** EXERCISE PROMPT **
Rename every "question-stem" in the material below to "item-stem", and reproduce each line otherwise unchanged.

Raw records
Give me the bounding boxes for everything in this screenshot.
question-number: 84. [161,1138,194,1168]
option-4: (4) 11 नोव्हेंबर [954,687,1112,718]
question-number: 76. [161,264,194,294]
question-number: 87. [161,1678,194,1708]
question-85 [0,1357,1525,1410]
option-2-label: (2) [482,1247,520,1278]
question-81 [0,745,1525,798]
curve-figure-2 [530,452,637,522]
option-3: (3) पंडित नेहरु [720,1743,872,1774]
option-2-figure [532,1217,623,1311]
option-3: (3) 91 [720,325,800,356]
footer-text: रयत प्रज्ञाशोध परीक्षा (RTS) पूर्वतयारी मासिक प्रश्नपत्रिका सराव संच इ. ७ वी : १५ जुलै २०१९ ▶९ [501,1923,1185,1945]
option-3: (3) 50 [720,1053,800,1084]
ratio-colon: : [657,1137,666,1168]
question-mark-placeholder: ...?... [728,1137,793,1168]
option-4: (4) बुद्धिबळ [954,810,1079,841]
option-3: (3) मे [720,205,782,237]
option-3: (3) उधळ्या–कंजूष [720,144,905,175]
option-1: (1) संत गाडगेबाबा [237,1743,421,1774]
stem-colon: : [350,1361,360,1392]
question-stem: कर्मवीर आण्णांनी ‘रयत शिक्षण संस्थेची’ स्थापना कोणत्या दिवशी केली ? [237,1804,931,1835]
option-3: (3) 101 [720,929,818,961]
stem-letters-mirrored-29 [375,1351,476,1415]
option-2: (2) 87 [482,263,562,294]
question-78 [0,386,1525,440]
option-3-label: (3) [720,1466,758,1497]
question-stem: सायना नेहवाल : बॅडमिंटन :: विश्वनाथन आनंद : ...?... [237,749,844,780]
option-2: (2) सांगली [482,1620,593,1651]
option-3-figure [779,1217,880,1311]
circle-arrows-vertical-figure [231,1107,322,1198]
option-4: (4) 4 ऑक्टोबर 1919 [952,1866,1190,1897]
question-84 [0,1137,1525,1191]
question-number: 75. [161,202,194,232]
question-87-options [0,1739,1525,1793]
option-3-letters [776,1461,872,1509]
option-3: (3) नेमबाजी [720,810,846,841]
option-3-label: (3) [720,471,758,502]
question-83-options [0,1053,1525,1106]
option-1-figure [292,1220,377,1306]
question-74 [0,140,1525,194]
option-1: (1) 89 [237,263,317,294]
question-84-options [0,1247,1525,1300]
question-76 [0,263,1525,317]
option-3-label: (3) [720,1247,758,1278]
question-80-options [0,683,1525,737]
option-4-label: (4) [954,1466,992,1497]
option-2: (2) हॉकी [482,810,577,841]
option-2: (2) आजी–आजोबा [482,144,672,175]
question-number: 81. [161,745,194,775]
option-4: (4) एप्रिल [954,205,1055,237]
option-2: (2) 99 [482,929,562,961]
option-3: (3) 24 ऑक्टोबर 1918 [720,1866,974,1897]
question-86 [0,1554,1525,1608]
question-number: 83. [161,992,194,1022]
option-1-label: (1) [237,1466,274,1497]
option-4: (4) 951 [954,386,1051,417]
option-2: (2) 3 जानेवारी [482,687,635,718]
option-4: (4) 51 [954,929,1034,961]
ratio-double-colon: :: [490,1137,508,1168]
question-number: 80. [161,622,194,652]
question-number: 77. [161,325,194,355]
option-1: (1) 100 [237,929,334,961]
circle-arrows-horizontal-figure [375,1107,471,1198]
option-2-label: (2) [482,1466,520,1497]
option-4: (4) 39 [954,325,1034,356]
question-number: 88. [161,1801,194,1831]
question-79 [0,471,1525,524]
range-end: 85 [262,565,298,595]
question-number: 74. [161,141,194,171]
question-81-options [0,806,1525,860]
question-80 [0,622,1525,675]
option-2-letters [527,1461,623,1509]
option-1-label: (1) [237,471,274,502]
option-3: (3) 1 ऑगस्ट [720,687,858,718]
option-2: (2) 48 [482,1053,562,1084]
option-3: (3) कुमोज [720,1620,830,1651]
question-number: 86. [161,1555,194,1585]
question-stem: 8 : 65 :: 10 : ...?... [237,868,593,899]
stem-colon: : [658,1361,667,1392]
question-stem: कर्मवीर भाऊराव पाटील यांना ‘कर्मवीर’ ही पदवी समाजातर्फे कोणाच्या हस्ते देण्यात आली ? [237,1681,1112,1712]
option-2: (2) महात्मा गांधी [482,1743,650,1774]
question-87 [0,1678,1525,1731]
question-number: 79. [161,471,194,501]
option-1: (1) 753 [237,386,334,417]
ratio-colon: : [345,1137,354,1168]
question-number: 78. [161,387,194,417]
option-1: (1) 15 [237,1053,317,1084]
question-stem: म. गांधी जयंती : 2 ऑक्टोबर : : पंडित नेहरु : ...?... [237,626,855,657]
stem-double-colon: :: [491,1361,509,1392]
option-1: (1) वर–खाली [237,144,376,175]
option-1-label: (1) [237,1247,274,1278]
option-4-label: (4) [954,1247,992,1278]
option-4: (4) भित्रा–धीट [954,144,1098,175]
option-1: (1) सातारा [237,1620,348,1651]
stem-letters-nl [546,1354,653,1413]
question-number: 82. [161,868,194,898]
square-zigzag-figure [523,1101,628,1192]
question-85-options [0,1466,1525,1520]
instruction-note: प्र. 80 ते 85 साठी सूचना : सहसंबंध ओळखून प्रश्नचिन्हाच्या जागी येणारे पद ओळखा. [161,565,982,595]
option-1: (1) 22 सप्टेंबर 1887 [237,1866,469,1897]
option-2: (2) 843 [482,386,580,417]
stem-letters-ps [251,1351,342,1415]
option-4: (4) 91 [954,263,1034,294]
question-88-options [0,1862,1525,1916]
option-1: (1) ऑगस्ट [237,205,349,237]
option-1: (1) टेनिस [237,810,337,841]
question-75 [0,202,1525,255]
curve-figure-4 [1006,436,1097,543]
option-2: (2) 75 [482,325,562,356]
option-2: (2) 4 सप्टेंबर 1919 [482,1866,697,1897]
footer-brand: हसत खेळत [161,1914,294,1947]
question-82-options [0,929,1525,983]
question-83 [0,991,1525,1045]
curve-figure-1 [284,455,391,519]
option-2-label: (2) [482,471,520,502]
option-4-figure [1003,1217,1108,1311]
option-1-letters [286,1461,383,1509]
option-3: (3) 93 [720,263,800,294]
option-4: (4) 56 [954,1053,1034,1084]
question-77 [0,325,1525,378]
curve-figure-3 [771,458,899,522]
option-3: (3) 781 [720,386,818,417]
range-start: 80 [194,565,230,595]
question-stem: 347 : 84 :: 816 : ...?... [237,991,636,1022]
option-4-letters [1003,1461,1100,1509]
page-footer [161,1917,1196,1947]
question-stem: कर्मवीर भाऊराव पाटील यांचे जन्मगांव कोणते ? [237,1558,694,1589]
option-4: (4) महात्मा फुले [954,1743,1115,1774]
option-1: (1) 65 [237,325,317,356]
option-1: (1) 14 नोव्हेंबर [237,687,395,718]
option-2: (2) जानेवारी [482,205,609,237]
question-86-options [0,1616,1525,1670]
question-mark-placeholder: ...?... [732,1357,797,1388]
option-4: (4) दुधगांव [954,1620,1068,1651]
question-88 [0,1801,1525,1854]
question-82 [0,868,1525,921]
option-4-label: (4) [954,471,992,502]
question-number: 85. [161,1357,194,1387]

** WRITTEN RESPONSE **
Give me the bounding boxes for everything in this screenshot.
question-number: 84. [161,1138,194,1168]
option-4: (4) 11 नोव्हेंबर [954,687,1112,718]
question-number: 76. [161,264,194,294]
question-number: 87. [161,1678,194,1708]
question-85 [0,1357,1525,1410]
option-2-label: (2) [482,1247,520,1278]
question-81 [0,745,1525,798]
curve-figure-2 [530,452,637,522]
option-3: (3) पंडित नेहरु [720,1743,872,1774]
option-2-figure [532,1217,623,1311]
option-3: (3) 91 [720,325,800,356]
footer-text: रयत प्रज्ञाशोध परीक्षा (RTS) पूर्वतयारी मासिक प्रश्नपत्रिका सराव संच इ. ७ वी : १५ जुलै २०१९ ▶९ [501,1923,1185,1945]
option-3: (3) 50 [720,1053,800,1084]
ratio-colon: : [657,1137,666,1168]
question-mark-placeholder: ...?... [728,1137,793,1168]
option-4: (4) बुद्धिबळ [954,810,1079,841]
option-3: (3) मे [720,205,782,237]
option-3: (3) उधळ्या–कंजूष [720,144,905,175]
option-1: (1) संत गाडगेबाबा [237,1743,421,1774]
stem-colon: : [350,1361,360,1392]
item-stem: कर्मवीर आण्णांनी ‘रयत शिक्षण संस्थेची’ स्थापना कोणत्या दिवशी केली ? [237,1804,931,1835]
option-3: (3) 101 [720,929,818,961]
stem-letters-mirrored-29 [375,1351,476,1415]
option-2: (2) 87 [482,263,562,294]
question-78 [0,386,1525,440]
option-3-label: (3) [720,1466,758,1497]
item-stem: सायना नेहवाल : बॅडमिंटन :: विश्वनाथन आनंद : ...?... [237,749,844,780]
option-2: (2) सांगली [482,1620,593,1651]
option-3-figure [779,1217,880,1311]
circle-arrows-vertical-figure [231,1107,322,1198]
option-4: (4) 4 ऑक्टोबर 1919 [952,1866,1190,1897]
question-84 [0,1137,1525,1191]
question-number: 75. [161,202,194,232]
question-87-options [0,1739,1525,1793]
option-3-letters [776,1461,872,1509]
option-3: (3) नेमबाजी [720,810,846,841]
option-3-label: (3) [720,471,758,502]
question-83-options [0,1053,1525,1106]
option-1-figure [292,1220,377,1306]
question-74 [0,140,1525,194]
option-1: (1) 89 [237,263,317,294]
question-84-options [0,1247,1525,1300]
question-76 [0,263,1525,317]
option-3-label: (3) [720,1247,758,1278]
question-80-options [0,683,1525,737]
option-4-label: (4) [954,1466,992,1497]
option-2: (2) हॉकी [482,810,577,841]
option-2: (2) आजी–आजोबा [482,144,672,175]
question-number: 81. [161,745,194,775]
option-4: (4) एप्रिल [954,205,1055,237]
option-2: (2) 99 [482,929,562,961]
option-3: (3) 24 ऑक्टोबर 1918 [720,1866,974,1897]
question-86 [0,1554,1525,1608]
question-number: 83. [161,992,194,1022]
option-1-label: (1) [237,1466,274,1497]
option-4: (4) 951 [954,386,1051,417]
option-2: (2) 3 जानेवारी [482,687,635,718]
option-4: (4) 51 [954,929,1034,961]
ratio-double-colon: :: [490,1137,508,1168]
question-number: 80. [161,622,194,652]
question-number: 77. [161,325,194,355]
option-1: (1) 100 [237,929,334,961]
circle-arrows-horizontal-figure [375,1107,471,1198]
option-2-label: (2) [482,1466,520,1497]
option-4: (4) 39 [954,325,1034,356]
question-number: 88. [161,1801,194,1831]
question-79 [0,471,1525,524]
range-end: 85 [262,565,298,595]
question-number: 74. [161,141,194,171]
question-81-options [0,806,1525,860]
question-80 [0,622,1525,675]
option-2-letters [527,1461,623,1509]
option-1-label: (1) [237,471,274,502]
option-3: (3) 1 ऑगस्ट [720,687,858,718]
option-2: (2) 48 [482,1053,562,1084]
option-3: (3) कुमोज [720,1620,830,1651]
question-number: 86. [161,1555,194,1585]
item-stem: 8 : 65 :: 10 : ...?... [237,868,593,899]
stem-colon: : [658,1361,667,1392]
item-stem: कर्मवीर भाऊराव पाटील यांना ‘कर्मवीर’ ही पदवी समाजातर्फे कोणाच्या हस्ते देण्यात आली ? [237,1681,1112,1712]
option-2: (2) महात्मा गांधी [482,1743,650,1774]
question-87 [0,1678,1525,1731]
question-number: 79. [161,471,194,501]
option-1: (1) 753 [237,386,334,417]
ratio-colon: : [345,1137,354,1168]
question-number: 78. [161,387,194,417]
option-1: (1) 15 [237,1053,317,1084]
item-stem: म. गांधी जयंती : 2 ऑक्टोबर : : पंडित नेहरु : ...?... [237,626,855,657]
stem-double-colon: :: [491,1361,509,1392]
option-1: (1) वर–खाली [237,144,376,175]
option-1-label: (1) [237,1247,274,1278]
option-4-label: (4) [954,1247,992,1278]
option-4: (4) भित्रा–धीट [954,144,1098,175]
option-1: (1) सातारा [237,1620,348,1651]
stem-letters-nl [546,1354,653,1413]
question-number: 82. [161,868,194,898]
square-zigzag-figure [523,1101,628,1192]
question-85-options [0,1466,1525,1520]
instruction-note: प्र. 80 ते 85 साठी सूचना : सहसंबंध ओळखून प्रश्नचिन्हाच्या जागी येणारे पद ओळखा. [161,565,982,595]
option-1: (1) 22 सप्टेंबर 1887 [237,1866,469,1897]
option-2: (2) 843 [482,386,580,417]
stem-letters-ps [251,1351,342,1415]
option-4: (4) 91 [954,263,1034,294]
question-88-options [0,1862,1525,1916]
option-1: (1) ऑगस्ट [237,205,349,237]
option-1: (1) टेनिस [237,810,337,841]
question-75 [0,202,1525,255]
curve-figure-4 [1006,436,1097,543]
option-2: (2) 75 [482,325,562,356]
option-2: (2) 4 सप्टेंबर 1919 [482,1866,697,1897]
footer-brand: हसत खेळत [161,1914,294,1947]
question-82-options [0,929,1525,983]
question-83 [0,991,1525,1045]
curve-figure-1 [284,455,391,519]
option-2-label: (2) [482,471,520,502]
option-4-figure [1003,1217,1108,1311]
option-1-letters [286,1461,383,1509]
option-3: (3) 93 [720,263,800,294]
option-4: (4) 56 [954,1053,1034,1084]
question-77 [0,325,1525,378]
curve-figure-3 [771,458,899,522]
option-3: (3) 781 [720,386,818,417]
range-start: 80 [194,565,230,595]
item-stem: 347 : 84 :: 816 : ...?... [237,991,636,1022]
option-4-letters [1003,1461,1100,1509]
page-footer [161,1917,1196,1947]
item-stem: कर्मवीर भाऊराव पाटील यांचे जन्मगांव कोणते ? [237,1558,694,1589]
option-4: (4) महात्मा फुले [954,1743,1115,1774]
option-1: (1) 65 [237,325,317,356]
option-1: (1) 14 नोव्हेंबर [237,687,395,718]
option-2: (2) जानेवारी [482,205,609,237]
question-86-options [0,1616,1525,1670]
question-mark-placeholder: ...?... [732,1357,797,1388]
option-4: (4) दुधगांव [954,1620,1068,1651]
question-88 [0,1801,1525,1854]
question-82 [0,868,1525,921]
option-4-label: (4) [954,471,992,502]
question-number: 85. [161,1357,194,1387]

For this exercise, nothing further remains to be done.